Data excerpts:

(begin)

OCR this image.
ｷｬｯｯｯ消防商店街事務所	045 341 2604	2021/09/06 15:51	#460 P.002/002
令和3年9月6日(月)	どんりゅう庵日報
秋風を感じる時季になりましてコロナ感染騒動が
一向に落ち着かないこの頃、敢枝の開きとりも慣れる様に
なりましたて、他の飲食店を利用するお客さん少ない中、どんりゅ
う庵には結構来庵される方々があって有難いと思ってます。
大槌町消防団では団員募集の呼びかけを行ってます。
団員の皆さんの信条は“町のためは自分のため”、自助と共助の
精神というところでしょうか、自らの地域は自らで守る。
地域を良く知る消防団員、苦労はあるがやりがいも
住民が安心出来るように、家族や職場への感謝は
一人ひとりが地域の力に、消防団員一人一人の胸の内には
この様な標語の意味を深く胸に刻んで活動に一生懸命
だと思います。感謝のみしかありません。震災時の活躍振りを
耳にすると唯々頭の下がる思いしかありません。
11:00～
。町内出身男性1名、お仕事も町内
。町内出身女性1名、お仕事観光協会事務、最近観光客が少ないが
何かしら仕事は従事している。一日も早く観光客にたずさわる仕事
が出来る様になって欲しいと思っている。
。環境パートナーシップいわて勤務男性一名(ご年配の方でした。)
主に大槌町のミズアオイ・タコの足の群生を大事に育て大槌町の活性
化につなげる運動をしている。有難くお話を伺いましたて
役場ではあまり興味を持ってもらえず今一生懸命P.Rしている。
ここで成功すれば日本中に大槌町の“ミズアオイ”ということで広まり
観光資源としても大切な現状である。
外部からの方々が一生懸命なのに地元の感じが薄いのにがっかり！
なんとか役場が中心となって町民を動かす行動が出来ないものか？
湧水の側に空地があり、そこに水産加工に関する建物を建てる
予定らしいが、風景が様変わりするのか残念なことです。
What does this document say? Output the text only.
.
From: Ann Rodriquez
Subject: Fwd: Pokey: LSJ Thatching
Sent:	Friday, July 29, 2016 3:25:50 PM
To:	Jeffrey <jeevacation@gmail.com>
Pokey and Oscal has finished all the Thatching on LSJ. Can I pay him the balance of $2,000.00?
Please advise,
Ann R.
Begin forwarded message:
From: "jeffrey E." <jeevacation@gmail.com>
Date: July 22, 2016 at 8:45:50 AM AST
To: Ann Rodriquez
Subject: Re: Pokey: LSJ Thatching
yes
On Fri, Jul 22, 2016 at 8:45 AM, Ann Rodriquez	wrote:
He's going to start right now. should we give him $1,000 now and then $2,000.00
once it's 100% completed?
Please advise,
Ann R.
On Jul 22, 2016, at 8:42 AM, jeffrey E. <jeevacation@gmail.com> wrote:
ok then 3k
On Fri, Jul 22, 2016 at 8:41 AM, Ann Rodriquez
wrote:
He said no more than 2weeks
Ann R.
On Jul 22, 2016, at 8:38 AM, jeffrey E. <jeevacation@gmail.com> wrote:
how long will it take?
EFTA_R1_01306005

(end)

▶ DO THIS: Report how many lines in the data include the word "Thatching", and give nothing but the count.

▶ FINISHED EXERCISE: 3